### SOURCE

# # # # #

Hello! Welcome to the hundreds of you who have joined since the release of Kernel Issue Two, and special thank you to everyone who came out to our sold-out launch parties in San Francisco and New York last week. It was seriously magical — no matter how much I love the internet, there’s something concrete and undeniable and real about the aura of a print magazine and crowded room.
If we haven’t met, my name is Jasmine. I’m one of the cofounders of Reboot, alongside Jessica, who has somehow balanced her full-time job, machine learning research, and leading Reboot’s editorial team over the past year — editing both this weekly newsletter and many of the pieces in Kernel. We’re giving her a break while she rotates shapes for a while (read: starts her PhD in Computer Science at UC Berkeley), so I’ll be trying to fill her shoes as interim newsletter editor.
Since there are new folks here, I want to reintroduce the Reboot project, our team, and where it’s headed in 2022 and beyond.
To open the first issue of Kernel Magazine, I wrote an essay called “Take Back the Future!”: a manifesto explaining the personal, philosophical, and historical impetus behind Reboot’s existence. It articulates a “progressive case for techno-optimism,” and it’s still the best artifact I have for explaining the future we’re working toward. Selfishly, I recommend giving it a read.
But a year has passed, and things have changed. Our times are more precedented now. The crypto market has corrected; the vibe has shifted. Peter Thiel has stopped shilling startup gospel and is instead funding anti-woke film festivals in Dimes Square. Critical tech outlets are shuttering, Will MacAskill has ravaged the podcast circuit, and cyberlibertarian dreams aside, the shadow of state power continues to creep into tech (see: Anduril’s $1B DoD deal, TikTok’s China drama).
Moreover, tech discourse actually has gotten better. “Tech isn’t neutral” and “Tech is no panacea” no longer pass for hot takes — we know that technologies are imbued with values, that they have political causes and political effects. The WIRED editors have pivoted away from their techno-utopian origins; Logic Magazine is renewing their commitment to “the Global South, the Black radical tradition, and mixed media.”
How can Reboot continue to meet the moment? What role do we play?
First, we are a community as much as a publication. We are created primarily by and for technologists. We hope to bring theory to practice, then back again — for our ideas not to exist in a vacuum, but to get refined and implemented through discussion. We want to expand our student fellowship and Camp Reboot, host more events in cities and campuses, and use contribution opportunities to build members’ capacities as advocates and leaders. We always put agency first.
Second, we want to show how the sausage is made. Building anything — products, policies, platforms — is full of thorny tradeoffs and hidden nuances. By sharing interviews, reporting, and personal essays from tech workers, leaders, and advocates, we want to spotlight different strategies for systems change in all their messy and multitudinous glory. Per the theme of Kernel Issue Two, the question on all our minds is: How do we get there?
Ultimately, Reboot aims to build the grassroots media and community infrastructure to power a new generation of tech leaders and redefine what “success” and “progress” in tech look like altogether.

# # # # #

### RECORD SET

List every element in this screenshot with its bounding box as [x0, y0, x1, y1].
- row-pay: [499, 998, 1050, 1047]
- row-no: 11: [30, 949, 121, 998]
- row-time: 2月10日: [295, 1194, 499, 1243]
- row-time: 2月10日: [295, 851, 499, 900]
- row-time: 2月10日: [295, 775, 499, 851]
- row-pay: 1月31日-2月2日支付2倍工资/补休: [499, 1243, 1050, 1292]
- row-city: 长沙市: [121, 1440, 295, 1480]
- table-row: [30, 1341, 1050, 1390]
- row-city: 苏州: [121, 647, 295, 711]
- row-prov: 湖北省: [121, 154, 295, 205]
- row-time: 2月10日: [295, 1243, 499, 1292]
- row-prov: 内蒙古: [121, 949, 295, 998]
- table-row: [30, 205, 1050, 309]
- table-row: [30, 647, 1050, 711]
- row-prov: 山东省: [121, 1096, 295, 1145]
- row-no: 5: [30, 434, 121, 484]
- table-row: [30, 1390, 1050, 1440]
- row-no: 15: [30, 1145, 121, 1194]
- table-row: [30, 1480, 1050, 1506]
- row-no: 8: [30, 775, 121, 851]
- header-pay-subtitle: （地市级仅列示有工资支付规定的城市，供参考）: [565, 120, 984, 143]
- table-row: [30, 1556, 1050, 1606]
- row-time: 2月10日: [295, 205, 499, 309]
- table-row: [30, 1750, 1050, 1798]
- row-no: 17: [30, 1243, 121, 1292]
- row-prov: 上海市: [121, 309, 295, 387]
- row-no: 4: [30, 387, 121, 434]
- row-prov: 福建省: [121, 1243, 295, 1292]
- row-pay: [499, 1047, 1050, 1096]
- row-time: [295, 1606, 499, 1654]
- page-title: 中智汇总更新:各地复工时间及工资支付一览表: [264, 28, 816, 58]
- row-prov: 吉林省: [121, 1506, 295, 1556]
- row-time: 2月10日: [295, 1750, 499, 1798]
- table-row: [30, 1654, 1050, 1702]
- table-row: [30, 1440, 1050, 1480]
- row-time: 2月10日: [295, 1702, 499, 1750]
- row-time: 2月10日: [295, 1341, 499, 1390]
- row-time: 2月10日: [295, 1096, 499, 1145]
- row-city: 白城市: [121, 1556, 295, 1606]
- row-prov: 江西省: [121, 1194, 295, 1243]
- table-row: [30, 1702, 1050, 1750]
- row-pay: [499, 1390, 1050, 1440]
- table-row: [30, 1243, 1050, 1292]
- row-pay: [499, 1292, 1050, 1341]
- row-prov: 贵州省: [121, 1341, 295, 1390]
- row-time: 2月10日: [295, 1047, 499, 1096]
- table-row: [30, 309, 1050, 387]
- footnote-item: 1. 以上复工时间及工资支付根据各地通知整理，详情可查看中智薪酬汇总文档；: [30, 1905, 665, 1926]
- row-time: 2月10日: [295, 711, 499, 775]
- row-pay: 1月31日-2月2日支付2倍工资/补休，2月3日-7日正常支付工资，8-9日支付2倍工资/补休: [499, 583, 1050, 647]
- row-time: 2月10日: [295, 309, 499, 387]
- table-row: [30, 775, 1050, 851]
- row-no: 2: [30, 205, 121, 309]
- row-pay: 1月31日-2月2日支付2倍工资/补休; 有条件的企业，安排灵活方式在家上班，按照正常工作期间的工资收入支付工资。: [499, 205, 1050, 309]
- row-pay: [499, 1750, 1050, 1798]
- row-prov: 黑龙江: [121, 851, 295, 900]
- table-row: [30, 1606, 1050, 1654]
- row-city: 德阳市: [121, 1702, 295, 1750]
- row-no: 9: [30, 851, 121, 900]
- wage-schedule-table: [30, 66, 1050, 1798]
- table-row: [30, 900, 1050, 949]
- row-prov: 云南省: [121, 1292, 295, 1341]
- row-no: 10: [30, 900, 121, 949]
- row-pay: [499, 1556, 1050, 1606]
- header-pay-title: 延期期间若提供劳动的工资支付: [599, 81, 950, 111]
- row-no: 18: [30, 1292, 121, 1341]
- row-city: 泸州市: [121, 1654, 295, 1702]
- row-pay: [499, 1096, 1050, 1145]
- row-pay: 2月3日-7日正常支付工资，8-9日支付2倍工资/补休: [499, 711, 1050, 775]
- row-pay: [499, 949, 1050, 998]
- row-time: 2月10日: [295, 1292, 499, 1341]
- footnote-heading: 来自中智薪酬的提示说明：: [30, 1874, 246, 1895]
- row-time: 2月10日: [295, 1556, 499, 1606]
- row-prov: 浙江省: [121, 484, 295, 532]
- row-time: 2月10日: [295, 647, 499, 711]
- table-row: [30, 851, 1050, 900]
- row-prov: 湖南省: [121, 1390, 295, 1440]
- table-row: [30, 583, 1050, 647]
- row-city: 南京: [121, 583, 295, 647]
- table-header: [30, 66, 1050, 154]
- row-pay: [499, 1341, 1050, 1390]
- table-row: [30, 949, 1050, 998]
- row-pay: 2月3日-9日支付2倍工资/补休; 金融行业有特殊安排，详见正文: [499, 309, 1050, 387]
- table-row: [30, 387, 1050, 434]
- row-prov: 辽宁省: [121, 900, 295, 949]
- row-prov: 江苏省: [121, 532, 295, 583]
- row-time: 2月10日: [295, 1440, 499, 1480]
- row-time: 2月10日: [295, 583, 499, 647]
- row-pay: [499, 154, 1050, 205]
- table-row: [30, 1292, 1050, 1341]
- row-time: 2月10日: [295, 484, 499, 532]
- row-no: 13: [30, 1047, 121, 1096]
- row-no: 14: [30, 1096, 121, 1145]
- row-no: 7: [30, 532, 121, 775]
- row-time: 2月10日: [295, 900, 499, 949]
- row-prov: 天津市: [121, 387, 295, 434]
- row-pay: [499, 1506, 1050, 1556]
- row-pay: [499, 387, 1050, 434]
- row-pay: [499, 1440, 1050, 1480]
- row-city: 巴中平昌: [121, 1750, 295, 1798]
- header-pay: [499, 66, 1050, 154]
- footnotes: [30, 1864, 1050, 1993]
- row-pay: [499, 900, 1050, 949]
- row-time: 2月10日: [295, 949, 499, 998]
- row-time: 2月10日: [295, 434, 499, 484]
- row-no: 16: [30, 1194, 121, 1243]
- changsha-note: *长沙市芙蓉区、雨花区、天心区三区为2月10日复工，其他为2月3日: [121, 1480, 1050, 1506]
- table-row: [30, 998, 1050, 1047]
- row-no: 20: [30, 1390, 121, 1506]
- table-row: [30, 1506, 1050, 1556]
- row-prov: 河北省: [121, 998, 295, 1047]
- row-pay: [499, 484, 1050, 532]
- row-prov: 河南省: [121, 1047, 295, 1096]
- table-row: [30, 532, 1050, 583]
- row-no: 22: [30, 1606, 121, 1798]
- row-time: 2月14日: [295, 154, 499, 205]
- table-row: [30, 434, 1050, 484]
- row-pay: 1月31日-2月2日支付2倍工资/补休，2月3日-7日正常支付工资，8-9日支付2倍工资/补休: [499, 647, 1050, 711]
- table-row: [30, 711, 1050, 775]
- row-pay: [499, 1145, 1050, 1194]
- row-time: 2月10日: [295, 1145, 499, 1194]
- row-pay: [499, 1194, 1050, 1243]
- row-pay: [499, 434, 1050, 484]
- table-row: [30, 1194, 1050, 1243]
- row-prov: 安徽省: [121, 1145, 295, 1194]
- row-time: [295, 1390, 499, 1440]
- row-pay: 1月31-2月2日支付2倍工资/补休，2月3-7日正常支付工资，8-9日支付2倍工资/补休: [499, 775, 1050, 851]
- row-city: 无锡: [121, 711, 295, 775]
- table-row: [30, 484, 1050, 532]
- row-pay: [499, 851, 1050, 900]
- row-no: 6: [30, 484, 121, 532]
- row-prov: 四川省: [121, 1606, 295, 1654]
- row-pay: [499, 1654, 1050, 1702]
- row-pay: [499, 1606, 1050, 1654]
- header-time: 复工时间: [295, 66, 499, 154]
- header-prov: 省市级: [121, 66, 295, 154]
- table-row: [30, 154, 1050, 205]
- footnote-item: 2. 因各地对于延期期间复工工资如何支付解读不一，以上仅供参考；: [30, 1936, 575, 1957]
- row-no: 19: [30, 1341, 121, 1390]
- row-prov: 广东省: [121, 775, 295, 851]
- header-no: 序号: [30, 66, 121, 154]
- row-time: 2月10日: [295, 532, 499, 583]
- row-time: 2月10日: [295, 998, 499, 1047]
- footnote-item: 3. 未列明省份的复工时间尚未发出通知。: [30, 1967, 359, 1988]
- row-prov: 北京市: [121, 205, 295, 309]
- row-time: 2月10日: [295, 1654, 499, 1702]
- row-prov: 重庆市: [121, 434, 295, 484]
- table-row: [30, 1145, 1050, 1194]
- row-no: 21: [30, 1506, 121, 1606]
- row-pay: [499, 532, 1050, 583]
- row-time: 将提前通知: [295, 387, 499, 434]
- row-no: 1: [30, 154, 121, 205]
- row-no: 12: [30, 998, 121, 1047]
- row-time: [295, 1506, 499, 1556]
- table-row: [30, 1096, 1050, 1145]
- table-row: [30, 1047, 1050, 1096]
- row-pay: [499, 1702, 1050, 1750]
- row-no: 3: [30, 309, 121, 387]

# # # # #

### TO DO
Print the Reboot newsletter between "How can Reboot" and "put agency first.", inclusive. The rows play no part in this.

### EXERCISE RESPONSE
How can Reboot continue to meet the moment? What role do we play?
First, we are a community as much as a publication. We are created primarily by and for technologists. We hope to bring theory to practice, then back again — for our ideas not to exist in a vacuum, but to get refined and implemented through discussion. We want to expand our student fellowship and Camp Reboot, host more events in cities and campuses, and use contribution opportunities to build members’ capacities as advocates and leaders. We always put agency first.